Reproduce every line in the listing that contains the word "chevron".

** Begin **

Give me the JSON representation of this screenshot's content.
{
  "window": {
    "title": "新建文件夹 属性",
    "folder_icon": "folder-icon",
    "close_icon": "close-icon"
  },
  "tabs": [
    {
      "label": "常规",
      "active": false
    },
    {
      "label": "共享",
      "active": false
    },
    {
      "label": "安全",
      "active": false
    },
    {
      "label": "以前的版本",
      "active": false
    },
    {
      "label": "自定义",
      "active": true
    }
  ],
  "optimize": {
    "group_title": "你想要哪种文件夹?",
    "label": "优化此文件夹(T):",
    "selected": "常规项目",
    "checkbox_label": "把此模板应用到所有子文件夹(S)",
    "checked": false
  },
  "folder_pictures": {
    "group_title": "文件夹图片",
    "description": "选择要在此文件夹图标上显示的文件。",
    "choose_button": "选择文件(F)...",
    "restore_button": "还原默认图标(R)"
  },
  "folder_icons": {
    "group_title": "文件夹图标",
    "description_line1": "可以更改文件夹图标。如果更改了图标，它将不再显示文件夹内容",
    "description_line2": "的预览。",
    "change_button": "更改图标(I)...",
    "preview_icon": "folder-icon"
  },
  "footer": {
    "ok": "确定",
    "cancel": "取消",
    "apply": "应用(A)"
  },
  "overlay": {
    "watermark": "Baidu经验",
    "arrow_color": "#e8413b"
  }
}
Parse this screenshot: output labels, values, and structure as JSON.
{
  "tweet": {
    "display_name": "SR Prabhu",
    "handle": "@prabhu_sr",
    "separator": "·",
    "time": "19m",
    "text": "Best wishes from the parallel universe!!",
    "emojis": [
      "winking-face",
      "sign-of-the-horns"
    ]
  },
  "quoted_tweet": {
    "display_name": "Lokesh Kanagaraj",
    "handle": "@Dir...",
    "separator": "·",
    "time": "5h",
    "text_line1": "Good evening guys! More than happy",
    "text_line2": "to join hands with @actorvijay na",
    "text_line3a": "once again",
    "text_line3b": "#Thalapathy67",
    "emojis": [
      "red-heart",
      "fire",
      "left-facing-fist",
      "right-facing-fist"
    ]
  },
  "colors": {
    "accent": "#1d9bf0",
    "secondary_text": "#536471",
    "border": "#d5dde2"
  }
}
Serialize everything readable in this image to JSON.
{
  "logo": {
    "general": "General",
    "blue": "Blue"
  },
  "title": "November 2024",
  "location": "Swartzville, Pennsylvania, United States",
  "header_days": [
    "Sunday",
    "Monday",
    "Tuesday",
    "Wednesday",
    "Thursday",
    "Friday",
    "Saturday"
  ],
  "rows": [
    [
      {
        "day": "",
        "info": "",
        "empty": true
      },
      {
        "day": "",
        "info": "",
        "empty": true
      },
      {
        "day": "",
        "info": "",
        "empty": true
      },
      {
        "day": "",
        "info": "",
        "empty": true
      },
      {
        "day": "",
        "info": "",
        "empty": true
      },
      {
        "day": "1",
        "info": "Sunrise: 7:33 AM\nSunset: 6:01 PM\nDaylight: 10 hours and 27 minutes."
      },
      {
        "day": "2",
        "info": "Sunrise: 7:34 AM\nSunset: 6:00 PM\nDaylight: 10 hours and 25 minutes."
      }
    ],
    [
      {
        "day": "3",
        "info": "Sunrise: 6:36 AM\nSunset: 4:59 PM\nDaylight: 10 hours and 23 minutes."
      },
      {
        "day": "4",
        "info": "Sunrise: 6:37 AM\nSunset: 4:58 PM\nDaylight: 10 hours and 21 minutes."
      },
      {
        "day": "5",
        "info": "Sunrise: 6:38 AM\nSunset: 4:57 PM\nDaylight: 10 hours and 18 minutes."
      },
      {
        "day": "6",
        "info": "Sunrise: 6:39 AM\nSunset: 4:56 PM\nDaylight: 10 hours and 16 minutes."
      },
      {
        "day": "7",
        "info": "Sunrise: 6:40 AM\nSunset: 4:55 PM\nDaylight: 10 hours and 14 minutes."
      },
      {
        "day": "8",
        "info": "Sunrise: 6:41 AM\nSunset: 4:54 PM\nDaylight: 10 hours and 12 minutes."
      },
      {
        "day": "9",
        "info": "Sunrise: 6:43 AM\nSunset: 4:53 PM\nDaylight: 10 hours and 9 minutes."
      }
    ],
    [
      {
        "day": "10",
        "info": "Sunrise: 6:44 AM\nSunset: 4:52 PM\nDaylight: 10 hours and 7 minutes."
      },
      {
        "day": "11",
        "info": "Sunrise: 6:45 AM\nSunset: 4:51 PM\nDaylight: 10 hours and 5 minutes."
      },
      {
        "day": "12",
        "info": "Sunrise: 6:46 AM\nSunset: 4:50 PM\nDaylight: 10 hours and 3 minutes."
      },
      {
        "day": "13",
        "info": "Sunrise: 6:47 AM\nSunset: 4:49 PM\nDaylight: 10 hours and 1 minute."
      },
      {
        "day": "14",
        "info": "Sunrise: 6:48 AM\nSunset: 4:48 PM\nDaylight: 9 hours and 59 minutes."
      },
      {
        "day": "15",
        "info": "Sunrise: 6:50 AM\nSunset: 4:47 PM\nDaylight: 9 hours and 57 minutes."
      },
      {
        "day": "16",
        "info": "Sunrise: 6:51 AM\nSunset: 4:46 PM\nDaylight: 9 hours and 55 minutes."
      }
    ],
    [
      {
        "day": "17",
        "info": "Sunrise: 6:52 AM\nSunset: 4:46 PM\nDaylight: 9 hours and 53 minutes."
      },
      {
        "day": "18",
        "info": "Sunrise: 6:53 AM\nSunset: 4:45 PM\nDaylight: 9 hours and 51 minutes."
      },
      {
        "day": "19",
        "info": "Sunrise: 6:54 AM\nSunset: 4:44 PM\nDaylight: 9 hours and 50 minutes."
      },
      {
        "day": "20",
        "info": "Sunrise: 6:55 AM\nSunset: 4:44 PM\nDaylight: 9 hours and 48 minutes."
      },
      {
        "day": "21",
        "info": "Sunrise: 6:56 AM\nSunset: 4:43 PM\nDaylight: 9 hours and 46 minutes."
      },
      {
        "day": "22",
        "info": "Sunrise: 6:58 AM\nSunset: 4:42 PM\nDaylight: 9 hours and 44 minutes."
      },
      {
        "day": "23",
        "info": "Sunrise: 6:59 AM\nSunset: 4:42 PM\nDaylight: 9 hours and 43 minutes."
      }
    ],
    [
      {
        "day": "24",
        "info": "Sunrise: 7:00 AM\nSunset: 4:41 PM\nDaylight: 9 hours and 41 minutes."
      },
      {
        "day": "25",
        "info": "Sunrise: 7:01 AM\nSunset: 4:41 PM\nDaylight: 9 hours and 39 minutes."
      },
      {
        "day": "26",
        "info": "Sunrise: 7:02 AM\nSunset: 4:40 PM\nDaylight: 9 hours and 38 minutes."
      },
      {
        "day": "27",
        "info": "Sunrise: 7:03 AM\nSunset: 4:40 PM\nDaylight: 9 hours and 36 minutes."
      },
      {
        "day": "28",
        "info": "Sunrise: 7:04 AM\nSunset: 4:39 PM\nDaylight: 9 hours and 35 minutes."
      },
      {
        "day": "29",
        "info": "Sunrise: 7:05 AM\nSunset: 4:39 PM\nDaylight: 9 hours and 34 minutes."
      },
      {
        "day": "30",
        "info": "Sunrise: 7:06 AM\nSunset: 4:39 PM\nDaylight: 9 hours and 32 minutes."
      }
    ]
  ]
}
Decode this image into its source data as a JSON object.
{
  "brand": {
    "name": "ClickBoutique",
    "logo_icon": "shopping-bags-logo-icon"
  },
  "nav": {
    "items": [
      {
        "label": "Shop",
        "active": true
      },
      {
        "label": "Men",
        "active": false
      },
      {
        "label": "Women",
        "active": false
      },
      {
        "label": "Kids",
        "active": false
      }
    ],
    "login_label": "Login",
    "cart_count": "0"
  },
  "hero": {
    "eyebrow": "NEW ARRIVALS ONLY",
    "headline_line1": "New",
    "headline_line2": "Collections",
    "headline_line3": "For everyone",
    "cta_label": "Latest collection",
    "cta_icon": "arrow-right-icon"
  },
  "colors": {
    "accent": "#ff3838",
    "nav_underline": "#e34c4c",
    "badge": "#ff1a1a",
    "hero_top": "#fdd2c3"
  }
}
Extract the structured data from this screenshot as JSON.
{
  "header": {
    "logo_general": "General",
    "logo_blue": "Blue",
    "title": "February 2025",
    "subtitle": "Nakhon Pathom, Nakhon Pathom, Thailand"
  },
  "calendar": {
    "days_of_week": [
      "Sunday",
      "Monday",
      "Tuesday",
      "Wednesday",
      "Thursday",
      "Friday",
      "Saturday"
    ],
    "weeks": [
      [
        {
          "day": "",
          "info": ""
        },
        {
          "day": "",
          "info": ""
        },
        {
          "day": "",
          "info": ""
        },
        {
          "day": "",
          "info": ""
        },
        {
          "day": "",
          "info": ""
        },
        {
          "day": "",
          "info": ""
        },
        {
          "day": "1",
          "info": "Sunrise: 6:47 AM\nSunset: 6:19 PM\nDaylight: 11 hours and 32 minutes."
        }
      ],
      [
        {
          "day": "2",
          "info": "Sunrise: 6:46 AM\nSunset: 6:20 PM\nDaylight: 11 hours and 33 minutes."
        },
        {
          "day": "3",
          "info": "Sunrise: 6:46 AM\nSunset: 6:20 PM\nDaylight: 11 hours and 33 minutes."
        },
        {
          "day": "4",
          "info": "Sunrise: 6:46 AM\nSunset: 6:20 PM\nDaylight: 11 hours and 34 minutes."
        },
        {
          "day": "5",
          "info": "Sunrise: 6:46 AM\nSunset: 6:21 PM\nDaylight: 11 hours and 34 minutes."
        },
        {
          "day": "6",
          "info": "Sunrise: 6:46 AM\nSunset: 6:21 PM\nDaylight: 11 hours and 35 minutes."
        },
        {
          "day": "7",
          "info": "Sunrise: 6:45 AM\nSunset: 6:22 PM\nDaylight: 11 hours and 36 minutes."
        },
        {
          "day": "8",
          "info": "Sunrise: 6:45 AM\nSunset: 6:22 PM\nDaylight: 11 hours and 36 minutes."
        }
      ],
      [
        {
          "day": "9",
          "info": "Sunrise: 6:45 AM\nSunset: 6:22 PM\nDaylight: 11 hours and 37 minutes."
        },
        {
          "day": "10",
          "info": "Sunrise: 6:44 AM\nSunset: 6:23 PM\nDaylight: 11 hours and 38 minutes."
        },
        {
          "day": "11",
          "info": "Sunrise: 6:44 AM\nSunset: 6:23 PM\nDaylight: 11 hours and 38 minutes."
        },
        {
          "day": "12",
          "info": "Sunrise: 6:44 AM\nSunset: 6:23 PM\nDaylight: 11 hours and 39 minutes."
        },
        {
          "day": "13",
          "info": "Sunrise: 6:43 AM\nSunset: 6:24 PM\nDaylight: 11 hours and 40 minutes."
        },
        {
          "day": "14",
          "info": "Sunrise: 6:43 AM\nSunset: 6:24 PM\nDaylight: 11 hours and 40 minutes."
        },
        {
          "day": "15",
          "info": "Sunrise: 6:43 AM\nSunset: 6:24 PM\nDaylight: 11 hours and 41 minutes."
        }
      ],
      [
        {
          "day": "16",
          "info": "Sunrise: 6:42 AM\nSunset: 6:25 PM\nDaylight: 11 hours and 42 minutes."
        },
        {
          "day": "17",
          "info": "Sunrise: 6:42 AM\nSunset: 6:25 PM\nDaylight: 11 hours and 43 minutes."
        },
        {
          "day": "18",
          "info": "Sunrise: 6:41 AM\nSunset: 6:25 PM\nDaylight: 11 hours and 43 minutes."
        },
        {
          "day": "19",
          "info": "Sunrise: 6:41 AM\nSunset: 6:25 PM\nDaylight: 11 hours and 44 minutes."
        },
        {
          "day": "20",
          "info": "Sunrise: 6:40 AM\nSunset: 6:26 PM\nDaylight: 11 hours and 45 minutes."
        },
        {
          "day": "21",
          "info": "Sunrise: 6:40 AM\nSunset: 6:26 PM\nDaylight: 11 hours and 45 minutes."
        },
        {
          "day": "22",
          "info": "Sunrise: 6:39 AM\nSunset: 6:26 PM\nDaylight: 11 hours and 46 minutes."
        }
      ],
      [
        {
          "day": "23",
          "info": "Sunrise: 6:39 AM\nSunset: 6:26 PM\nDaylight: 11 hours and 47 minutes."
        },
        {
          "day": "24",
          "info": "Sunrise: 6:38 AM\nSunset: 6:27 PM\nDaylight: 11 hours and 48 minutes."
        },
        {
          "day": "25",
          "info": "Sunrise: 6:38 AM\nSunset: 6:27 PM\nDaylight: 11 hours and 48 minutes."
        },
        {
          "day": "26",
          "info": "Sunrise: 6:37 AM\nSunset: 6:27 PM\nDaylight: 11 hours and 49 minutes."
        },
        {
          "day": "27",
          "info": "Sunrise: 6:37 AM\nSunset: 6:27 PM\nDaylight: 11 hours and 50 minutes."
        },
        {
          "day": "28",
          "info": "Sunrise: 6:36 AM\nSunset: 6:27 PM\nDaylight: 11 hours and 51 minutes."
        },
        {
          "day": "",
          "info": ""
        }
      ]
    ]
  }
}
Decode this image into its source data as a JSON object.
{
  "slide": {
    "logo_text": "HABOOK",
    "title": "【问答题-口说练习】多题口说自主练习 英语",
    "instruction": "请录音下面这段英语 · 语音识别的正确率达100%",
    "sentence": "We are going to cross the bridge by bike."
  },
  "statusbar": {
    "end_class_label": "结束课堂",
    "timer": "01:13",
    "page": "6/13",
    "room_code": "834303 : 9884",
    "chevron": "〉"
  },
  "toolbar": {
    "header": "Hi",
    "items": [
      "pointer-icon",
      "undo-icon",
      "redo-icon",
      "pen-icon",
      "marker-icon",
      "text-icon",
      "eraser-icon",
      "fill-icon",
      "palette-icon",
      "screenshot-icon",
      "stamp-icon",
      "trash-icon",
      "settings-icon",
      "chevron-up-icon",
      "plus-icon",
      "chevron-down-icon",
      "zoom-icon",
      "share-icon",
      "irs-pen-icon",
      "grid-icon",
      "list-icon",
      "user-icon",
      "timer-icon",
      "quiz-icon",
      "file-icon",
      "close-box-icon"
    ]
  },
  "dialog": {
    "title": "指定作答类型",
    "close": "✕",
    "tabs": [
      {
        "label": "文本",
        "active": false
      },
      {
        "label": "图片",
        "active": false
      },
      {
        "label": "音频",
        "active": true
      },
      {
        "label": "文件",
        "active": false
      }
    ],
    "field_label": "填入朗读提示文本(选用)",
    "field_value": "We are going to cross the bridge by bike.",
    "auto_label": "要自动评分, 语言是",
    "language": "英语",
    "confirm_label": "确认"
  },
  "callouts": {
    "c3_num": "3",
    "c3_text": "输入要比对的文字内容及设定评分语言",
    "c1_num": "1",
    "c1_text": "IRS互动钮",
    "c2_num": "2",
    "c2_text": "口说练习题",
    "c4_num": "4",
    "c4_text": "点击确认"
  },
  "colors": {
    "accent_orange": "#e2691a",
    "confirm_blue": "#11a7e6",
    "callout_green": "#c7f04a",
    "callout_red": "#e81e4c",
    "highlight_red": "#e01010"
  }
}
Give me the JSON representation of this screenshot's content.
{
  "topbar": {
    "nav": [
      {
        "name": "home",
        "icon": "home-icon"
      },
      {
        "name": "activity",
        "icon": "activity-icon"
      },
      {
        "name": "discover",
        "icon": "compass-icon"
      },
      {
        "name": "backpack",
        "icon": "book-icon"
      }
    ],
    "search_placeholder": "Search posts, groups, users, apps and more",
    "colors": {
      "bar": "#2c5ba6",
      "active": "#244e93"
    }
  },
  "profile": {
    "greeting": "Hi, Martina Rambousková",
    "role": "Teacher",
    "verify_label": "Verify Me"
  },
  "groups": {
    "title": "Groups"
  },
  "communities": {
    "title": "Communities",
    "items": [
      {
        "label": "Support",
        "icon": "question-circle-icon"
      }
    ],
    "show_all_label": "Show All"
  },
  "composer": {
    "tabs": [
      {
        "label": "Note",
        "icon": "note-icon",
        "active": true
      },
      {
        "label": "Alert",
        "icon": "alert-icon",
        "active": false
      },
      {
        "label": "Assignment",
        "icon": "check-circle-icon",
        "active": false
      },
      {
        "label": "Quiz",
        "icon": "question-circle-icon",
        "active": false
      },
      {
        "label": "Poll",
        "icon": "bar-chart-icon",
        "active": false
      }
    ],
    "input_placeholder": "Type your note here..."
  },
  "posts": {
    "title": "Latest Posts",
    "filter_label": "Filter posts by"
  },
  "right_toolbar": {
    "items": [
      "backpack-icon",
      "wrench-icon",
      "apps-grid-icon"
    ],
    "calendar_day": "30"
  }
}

** End **

### Answer to the exercise
    "chevron": "〉"
      "chevron-up-icon",
      "chevron-down-icon",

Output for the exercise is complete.